Return each line of the records with nothing changed, pictures excepted.

START

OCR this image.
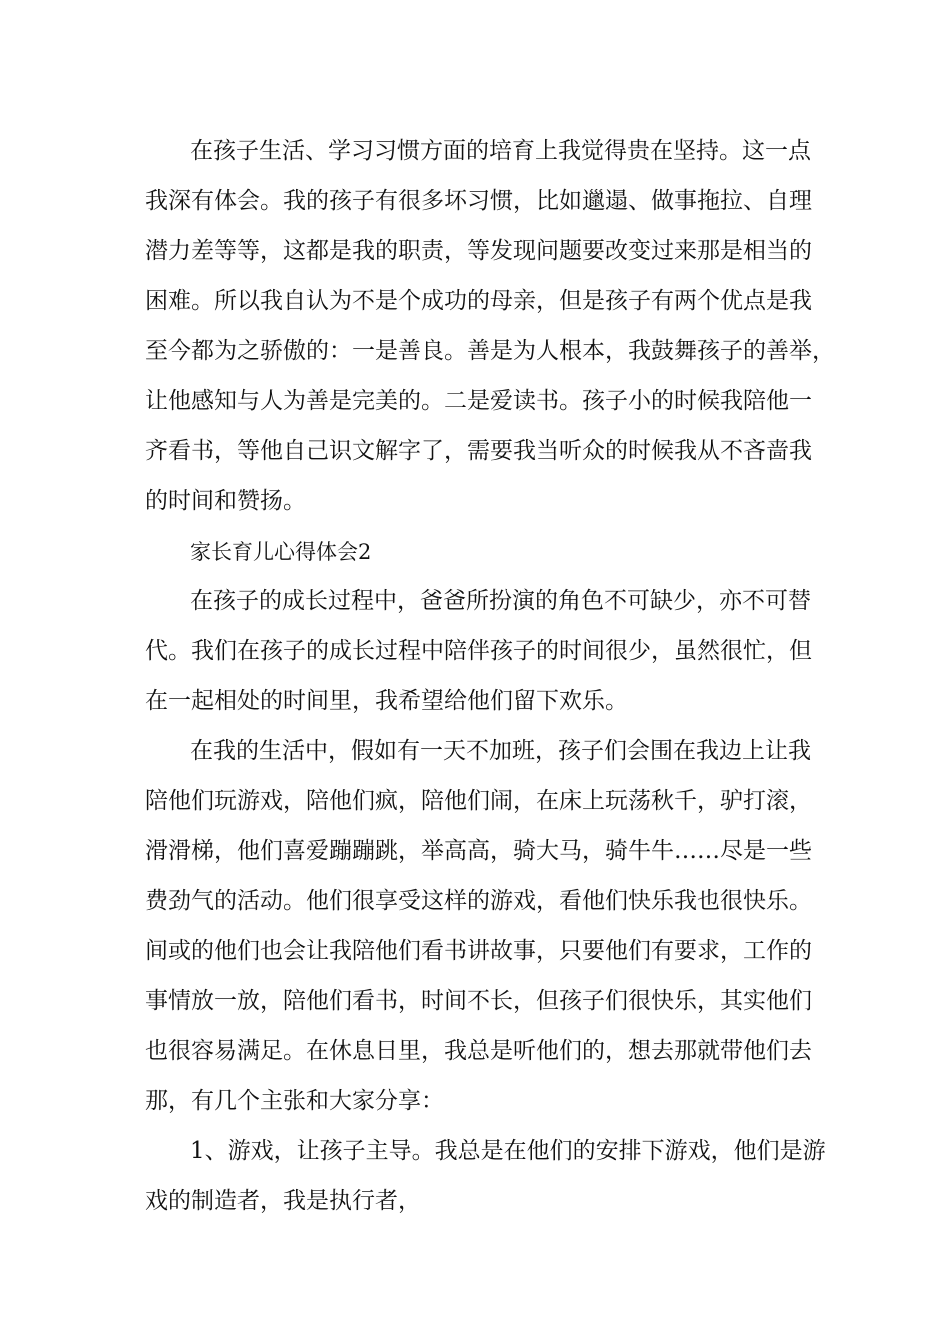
在孩子生活、学习习惯方面的培育上我觉得贵在坚持。这一点
我深有体会。我的孩子有很多坏习惯，比如邋遢、做事拖拉、自理
潜力差等等，这都是我的职责，等发现问题要改变过来那是相当的
困难。所以我自认为不是个成功的母亲，但是孩子有两个优点是我
至今都为之骄傲的：一是善良。善是为人根本，我鼓舞孩子的善举，
让他感知与人为善是完美的。二是爱读书。孩子小的时候我陪他一
齐看书，等他自己识文解字了，需要我当听众的时候我从不吝啬我
的时间和赞扬。
家长育儿心得体会2
在孩子的成长过程中，爸爸所扮演的角色不可缺少，亦不可替
代。我们在孩子的成长过程中陪伴孩子的时间很少，虽然很忙，但
在一起相处的时间里，我希望给他们留下欢乐。
在我的生活中，假如有一天不加班，孩子们会围在我边上让我
陪他们玩游戏，陪他们疯，陪他们闹，在床上玩荡秋千，驴打滚，
滑滑梯，他们喜爱蹦蹦跳，举高高，骑大马，骑牛牛……尽是一些
费劲气的活动。他们很享受这样的游戏，看他们快乐我也很快乐。
间或的他们也会让我陪他们看书讲故事，只要他们有要求，工作的
事情放一放，陪他们看书，时间不长，但孩子们很快乐，其实他们
也很容易满足。在休息日里，我总是听他们的，想去那就带他们去
那，有几个主张和大家分享：
1、游戏，让孩子主导。我总是在他们的安排下游戏，他们是游
戏的制造者，我是执行者，
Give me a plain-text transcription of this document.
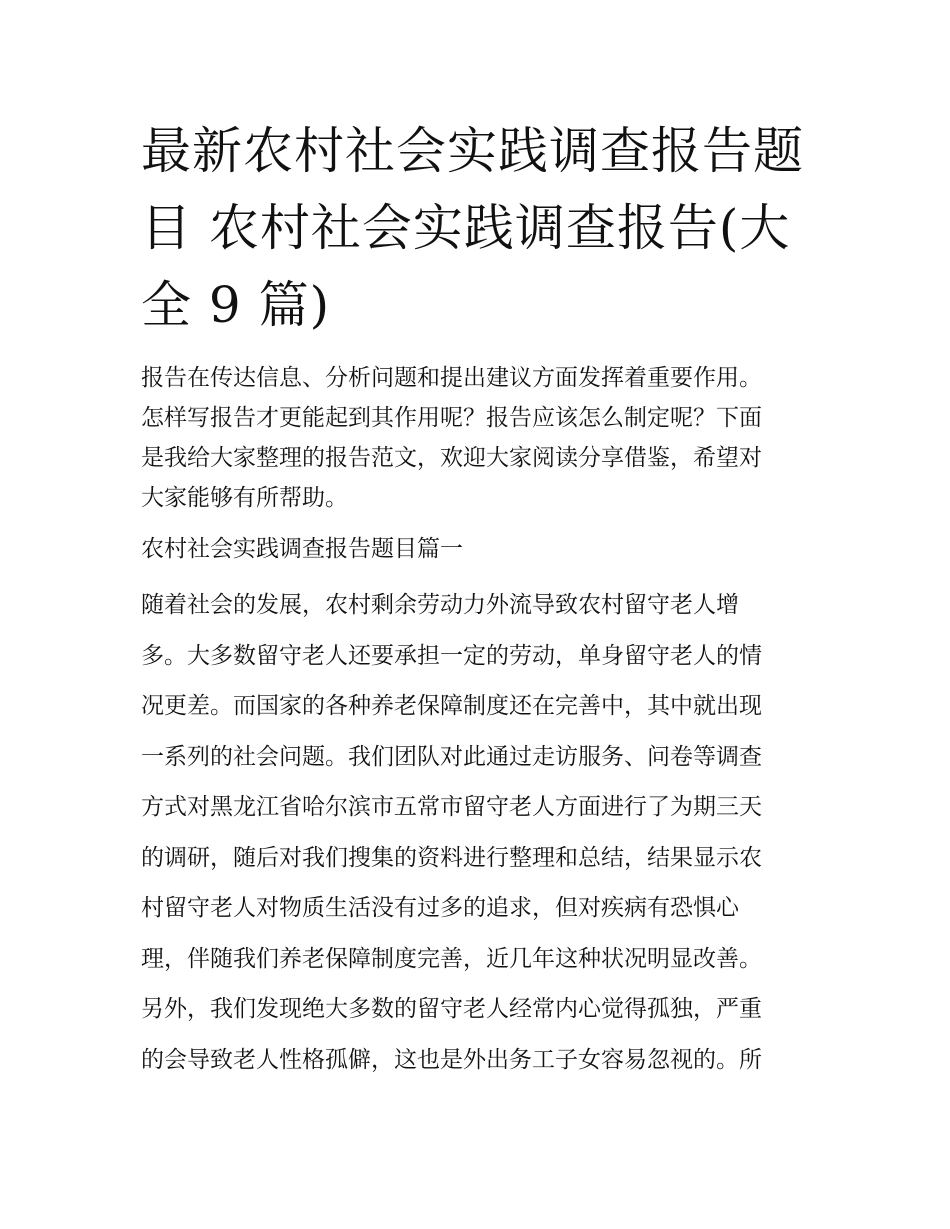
最新农村社会实践调查报告题
目 农村社会实践调查报告(大
全 9 篇)
报告在传达信息、分析问题和提出建议方面发挥着重要作用。
怎样写报告才更能起到其作用呢？报告应该怎么制定呢？下面
是我给大家整理的报告范文，欢迎大家阅读分享借鉴，希望对
大家能够有所帮助。
农村社会实践调查报告题目篇一
随着社会的发展，农村剩余劳动力外流导致农村留守老人增
多。大多数留守老人还要承担一定的劳动，单身留守老人的情
况更差。而国家的各种养老保障制度还在完善中，其中就出现
一系列的社会问题。我们团队对此通过走访服务、问卷等调查
方式对黑龙江省哈尔滨市五常市留守老人方面进行了为期三天
的调研，随后对我们搜集的资料进行整理和总结，结果显示农
村留守老人对物质生活没有过多的追求，但对疾病有恐惧心
理，伴随我们养老保障制度完善，近几年这种状况明显改善。
另外，我们发现绝大多数的留守老人经常内心觉得孤独，严重
的会导致老人性格孤僻，这也是外出务工子女容易忽视的。所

END

Answer below
OCR this image.
在孩子生活、学习习惯方面的培育上我觉得贵在坚持。这一点
我深有体会。我的孩子有很多坏习惯，比如邋遢、做事拖拉、自理
潜力差等等，这都是我的职责，等发现问题要改变过来那是相当的
困难。所以我自认为不是个成功的母亲，但是孩子有两个优点是我
至今都为之骄傲的：一是善良。善是为人根本，我鼓舞孩子的善举，
让他感知与人为善是完美的。二是爱读书。孩子小的时候我陪他一
齐看书，等他自己识文解字了，需要我当听众的时候我从不吝啬我
的时间和赞扬。
家长育儿心得体会2
在孩子的成长过程中，爸爸所扮演的角色不可缺少，亦不可替
代。我们在孩子的成长过程中陪伴孩子的时间很少，虽然很忙，但
在一起相处的时间里，我希望给他们留下欢乐。
在我的生活中，假如有一天不加班，孩子们会围在我边上让我
陪他们玩游戏，陪他们疯，陪他们闹，在床上玩荡秋千，驴打滚，
滑滑梯，他们喜爱蹦蹦跳，举高高，骑大马，骑牛牛……尽是一些
费劲气的活动。他们很享受这样的游戏，看他们快乐我也很快乐。
间或的他们也会让我陪他们看书讲故事，只要他们有要求，工作的
事情放一放，陪他们看书，时间不长，但孩子们很快乐，其实他们
也很容易满足。在休息日里，我总是听他们的，想去那就带他们去
那，有几个主张和大家分享：
1、游戏，让孩子主导。我总是在他们的安排下游戏，他们是游
戏的制造者，我是执行者，
Give me a plain-text transcription of this document.
最新农村社会实践调查报告题
目 农村社会实践调查报告(大
全 9 篇)
报告在传达信息、分析问题和提出建议方面发挥着重要作用。
怎样写报告才更能起到其作用呢？报告应该怎么制定呢？下面
是我给大家整理的报告范文，欢迎大家阅读分享借鉴，希望对
大家能够有所帮助。
农村社会实践调查报告题目篇一
随着社会的发展，农村剩余劳动力外流导致农村留守老人增
多。大多数留守老人还要承担一定的劳动，单身留守老人的情
况更差。而国家的各种养老保障制度还在完善中，其中就出现
一系列的社会问题。我们团队对此通过走访服务、问卷等调查
方式对黑龙江省哈尔滨市五常市留守老人方面进行了为期三天
的调研，随后对我们搜集的资料进行整理和总结，结果显示农
村留守老人对物质生活没有过多的追求，但对疾病有恐惧心
理，伴随我们养老保障制度完善，近几年这种状况明显改善。
另外，我们发现绝大多数的留守老人经常内心觉得孤独，严重
的会导致老人性格孤僻，这也是外出务工子女容易忽视的。所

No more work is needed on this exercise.